Excerpt from a dataset
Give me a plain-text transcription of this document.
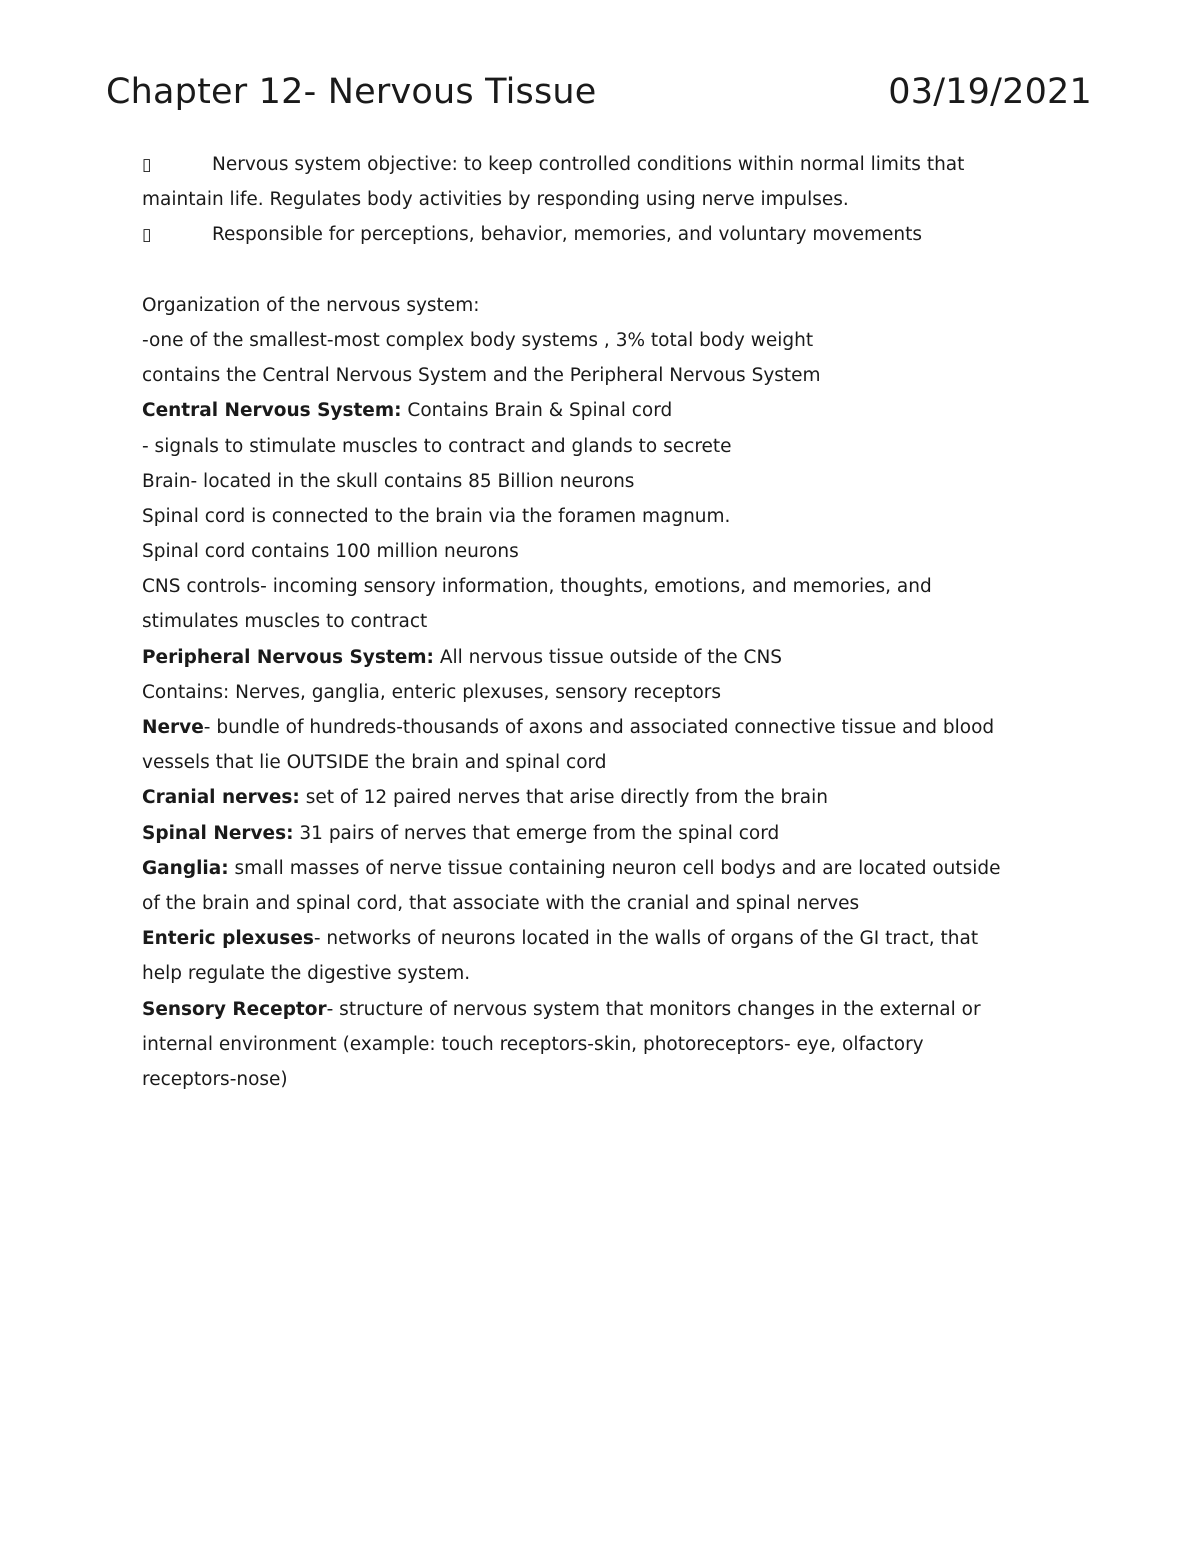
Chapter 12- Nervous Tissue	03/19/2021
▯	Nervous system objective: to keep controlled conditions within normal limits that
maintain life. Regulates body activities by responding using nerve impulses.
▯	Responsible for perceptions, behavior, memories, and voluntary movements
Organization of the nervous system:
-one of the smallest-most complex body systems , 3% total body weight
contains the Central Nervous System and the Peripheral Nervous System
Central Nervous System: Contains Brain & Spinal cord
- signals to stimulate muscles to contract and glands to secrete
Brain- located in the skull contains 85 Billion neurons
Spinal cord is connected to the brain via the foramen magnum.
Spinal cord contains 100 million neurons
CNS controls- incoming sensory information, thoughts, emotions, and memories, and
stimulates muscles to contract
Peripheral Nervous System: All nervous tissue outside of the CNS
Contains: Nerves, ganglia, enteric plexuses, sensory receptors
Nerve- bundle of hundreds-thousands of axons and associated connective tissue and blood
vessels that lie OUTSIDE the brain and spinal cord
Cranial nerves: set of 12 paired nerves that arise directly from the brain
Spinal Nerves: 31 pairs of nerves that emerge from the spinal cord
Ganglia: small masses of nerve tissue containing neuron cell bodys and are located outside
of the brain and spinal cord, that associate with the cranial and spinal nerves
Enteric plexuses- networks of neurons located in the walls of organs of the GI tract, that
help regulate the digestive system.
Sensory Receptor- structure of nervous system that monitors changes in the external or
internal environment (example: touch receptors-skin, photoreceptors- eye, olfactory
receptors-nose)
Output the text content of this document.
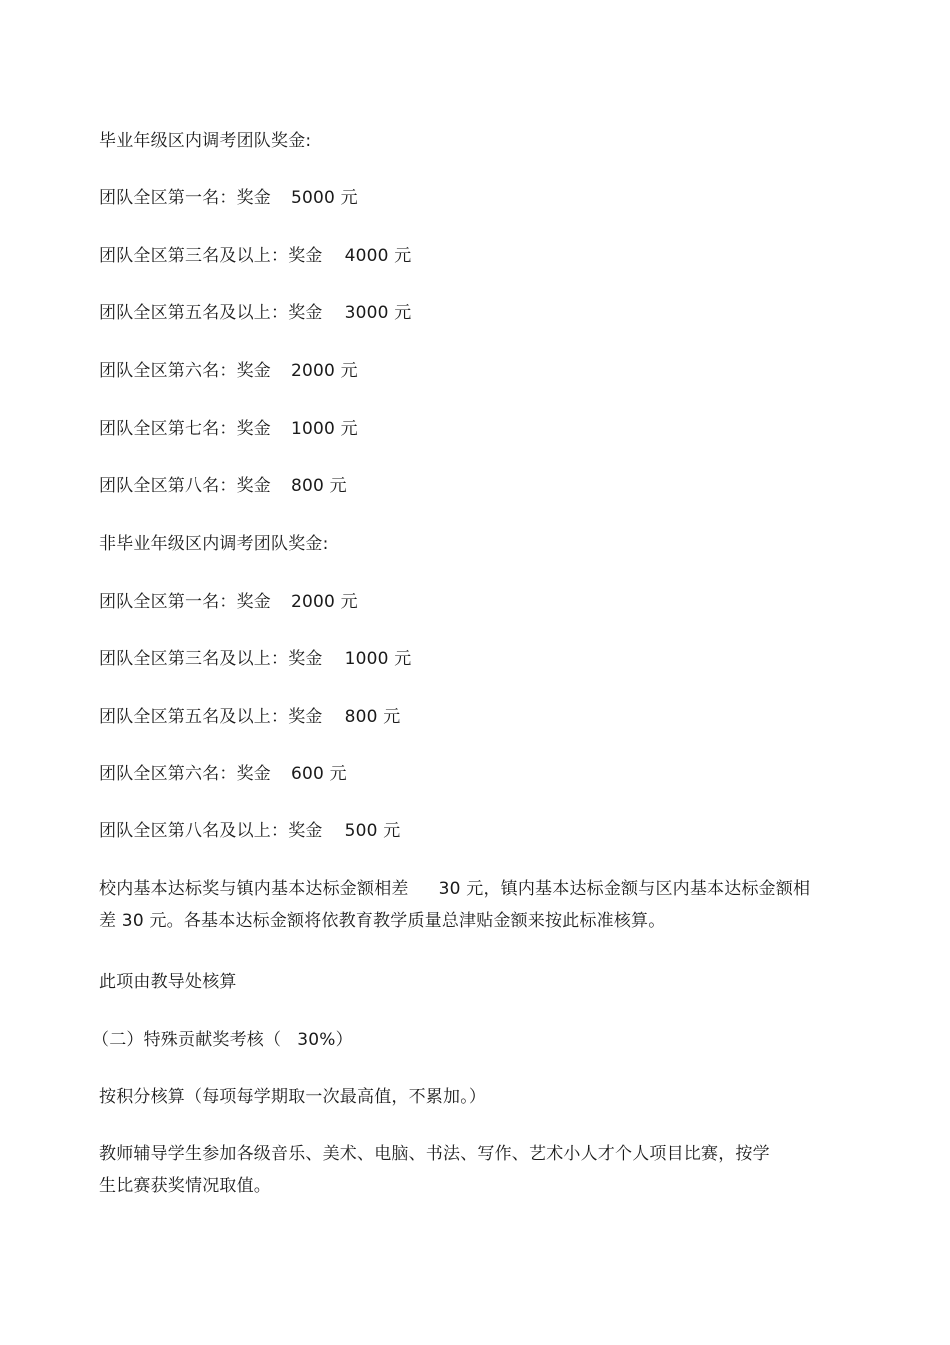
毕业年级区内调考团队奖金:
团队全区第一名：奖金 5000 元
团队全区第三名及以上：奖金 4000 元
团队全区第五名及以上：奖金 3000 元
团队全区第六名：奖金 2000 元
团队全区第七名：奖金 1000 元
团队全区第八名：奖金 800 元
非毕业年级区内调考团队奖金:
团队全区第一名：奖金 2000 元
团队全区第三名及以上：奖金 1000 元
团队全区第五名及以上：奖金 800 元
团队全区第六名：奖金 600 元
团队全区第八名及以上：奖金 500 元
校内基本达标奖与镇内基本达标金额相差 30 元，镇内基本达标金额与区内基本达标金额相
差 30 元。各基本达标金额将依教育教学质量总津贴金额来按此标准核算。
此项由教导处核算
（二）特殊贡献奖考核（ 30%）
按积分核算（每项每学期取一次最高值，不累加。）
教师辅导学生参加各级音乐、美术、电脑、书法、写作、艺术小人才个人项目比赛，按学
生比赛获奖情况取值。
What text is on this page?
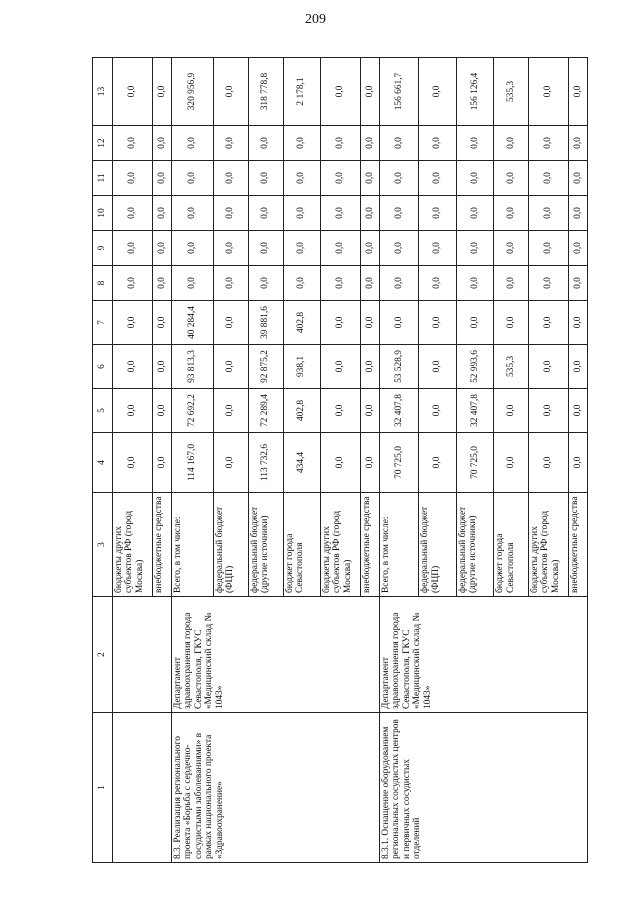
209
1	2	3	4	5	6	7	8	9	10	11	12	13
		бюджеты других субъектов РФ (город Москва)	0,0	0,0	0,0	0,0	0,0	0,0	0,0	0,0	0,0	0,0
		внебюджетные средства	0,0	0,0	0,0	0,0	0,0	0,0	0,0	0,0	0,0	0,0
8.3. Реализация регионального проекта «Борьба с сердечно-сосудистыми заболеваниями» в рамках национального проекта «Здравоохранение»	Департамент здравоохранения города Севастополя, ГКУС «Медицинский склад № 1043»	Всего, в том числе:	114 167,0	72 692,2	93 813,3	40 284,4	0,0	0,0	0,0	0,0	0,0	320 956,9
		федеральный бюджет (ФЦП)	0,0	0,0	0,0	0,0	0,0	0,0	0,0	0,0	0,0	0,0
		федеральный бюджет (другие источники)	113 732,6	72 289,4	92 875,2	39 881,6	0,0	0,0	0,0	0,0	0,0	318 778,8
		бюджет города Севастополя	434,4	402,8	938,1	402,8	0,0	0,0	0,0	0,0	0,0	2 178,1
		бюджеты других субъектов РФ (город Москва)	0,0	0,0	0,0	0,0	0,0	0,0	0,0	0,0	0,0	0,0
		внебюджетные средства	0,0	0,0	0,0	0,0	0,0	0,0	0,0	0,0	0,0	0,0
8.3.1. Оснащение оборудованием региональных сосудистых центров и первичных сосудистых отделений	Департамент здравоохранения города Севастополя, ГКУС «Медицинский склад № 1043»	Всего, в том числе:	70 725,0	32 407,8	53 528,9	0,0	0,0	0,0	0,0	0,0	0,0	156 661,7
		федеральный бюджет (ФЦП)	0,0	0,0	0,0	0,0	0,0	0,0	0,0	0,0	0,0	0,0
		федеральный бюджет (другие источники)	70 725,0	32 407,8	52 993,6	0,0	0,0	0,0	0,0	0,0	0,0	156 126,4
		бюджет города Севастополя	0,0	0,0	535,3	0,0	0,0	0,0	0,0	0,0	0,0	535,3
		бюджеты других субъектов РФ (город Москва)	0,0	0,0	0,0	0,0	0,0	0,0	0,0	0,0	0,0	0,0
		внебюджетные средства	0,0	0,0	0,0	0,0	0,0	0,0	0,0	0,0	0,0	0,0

■ **Exercise task**: Leave the images out and output the remaining material exactly as it stands.

■ **Task output**:
Give me a plain-text transcription of this document.
Chapter 12- Nervous Tissue	03/19/2021
▯	Nervous system objective: to keep controlled conditions within normal limits that
maintain life. Regulates body activities by responding using nerve impulses.
▯	Responsible for perceptions, behavior, memories, and voluntary movements
Organization of the nervous system:
-one of the smallest-most complex body systems , 3% total body weight
contains the Central Nervous System and the Peripheral Nervous System
Central Nervous System: Contains Brain & Spinal cord
- signals to stimulate muscles to contract and glands to secrete
Brain- located in the skull contains 85 Billion neurons
Spinal cord is connected to the brain via the foramen magnum.
Spinal cord contains 100 million neurons
CNS controls- incoming sensory information, thoughts, emotions, and memories, and
stimulates muscles to contract
Peripheral Nervous System: All nervous tissue outside of the CNS
Contains: Nerves, ganglia, enteric plexuses, sensory receptors
Nerve- bundle of hundreds-thousands of axons and associated connective tissue and blood
vessels that lie OUTSIDE the brain and spinal cord
Cranial nerves: set of 12 paired nerves that arise directly from the brain
Spinal Nerves: 31 pairs of nerves that emerge from the spinal cord
Ganglia: small masses of nerve tissue containing neuron cell bodys and are located outside
of the brain and spinal cord, that associate with the cranial and spinal nerves
Enteric plexuses- networks of neurons located in the walls of organs of the GI tract, that
help regulate the digestive system.
Sensory Receptor- structure of nervous system that monitors changes in the external or
internal environment (example: touch receptors-skin, photoreceptors- eye, olfactory
receptors-nose)
Output the text content of this document.
毕业年级区内调考团队奖金:
团队全区第一名：奖金 5000 元
团队全区第三名及以上：奖金 4000 元
团队全区第五名及以上：奖金 3000 元
团队全区第六名：奖金 2000 元
团队全区第七名：奖金 1000 元
团队全区第八名：奖金 800 元
非毕业年级区内调考团队奖金:
团队全区第一名：奖金 2000 元
团队全区第三名及以上：奖金 1000 元
团队全区第五名及以上：奖金 800 元
团队全区第六名：奖金 600 元
团队全区第八名及以上：奖金 500 元
校内基本达标奖与镇内基本达标金额相差 30 元，镇内基本达标金额与区内基本达标金额相
差 30 元。各基本达标金额将依教育教学质量总津贴金额来按此标准核算。
此项由教导处核算
（二）特殊贡献奖考核（ 30%）
按积分核算（每项每学期取一次最高值，不累加。）
教师辅导学生参加各级音乐、美术、电脑、书法、写作、艺术小人才个人项目比赛，按学
生比赛获奖情况取值。
What text is on this page?
209
1	2	3	4	5	6	7	8	9	10	11	12	13
		бюджеты других субъектов РФ (город Москва)	0,0	0,0	0,0	0,0	0,0	0,0	0,0	0,0	0,0	0,0
		внебюджетные средства	0,0	0,0	0,0	0,0	0,0	0,0	0,0	0,0	0,0	0,0
8.3. Реализация регионального проекта «Борьба с сердечно-сосудистыми заболеваниями» в рамках национального проекта «Здравоохранение»	Департамент здравоохранения города Севастополя, ГКУС «Медицинский склад № 1043»	Всего, в том числе:	114 167,0	72 692,2	93 813,3	40 284,4	0,0	0,0	0,0	0,0	0,0	320 956,9
		федеральный бюджет (ФЦП)	0,0	0,0	0,0	0,0	0,0	0,0	0,0	0,0	0,0	0,0
		федеральный бюджет (другие источники)	113 732,6	72 289,4	92 875,2	39 881,6	0,0	0,0	0,0	0,0	0,0	318 778,8
		бюджет города Севастополя	434,4	402,8	938,1	402,8	0,0	0,0	0,0	0,0	0,0	2 178,1
		бюджеты других субъектов РФ (город Москва)	0,0	0,0	0,0	0,0	0,0	0,0	0,0	0,0	0,0	0,0
		внебюджетные средства	0,0	0,0	0,0	0,0	0,0	0,0	0,0	0,0	0,0	0,0
8.3.1. Оснащение оборудованием региональных сосудистых центров и первичных сосудистых отделений	Департамент здравоохранения города Севастополя, ГКУС «Медицинский склад № 1043»	Всего, в том числе:	70 725,0	32 407,8	53 528,9	0,0	0,0	0,0	0,0	0,0	0,0	156 661,7
		федеральный бюджет (ФЦП)	0,0	0,0	0,0	0,0	0,0	0,0	0,0	0,0	0,0	0,0
		федеральный бюджет (другие источники)	70 725,0	32 407,8	52 993,6	0,0	0,0	0,0	0,0	0,0	0,0	156 126,4
		бюджет города Севастополя	0,0	0,0	535,3	0,0	0,0	0,0	0,0	0,0	0,0	535,3
		бюджеты других субъектов РФ (город Москва)	0,0	0,0	0,0	0,0	0,0	0,0	0,0	0,0	0,0	0,0
		внебюджетные средства	0,0	0,0	0,0	0,0	0,0	0,0	0,0	0,0	0,0	0,0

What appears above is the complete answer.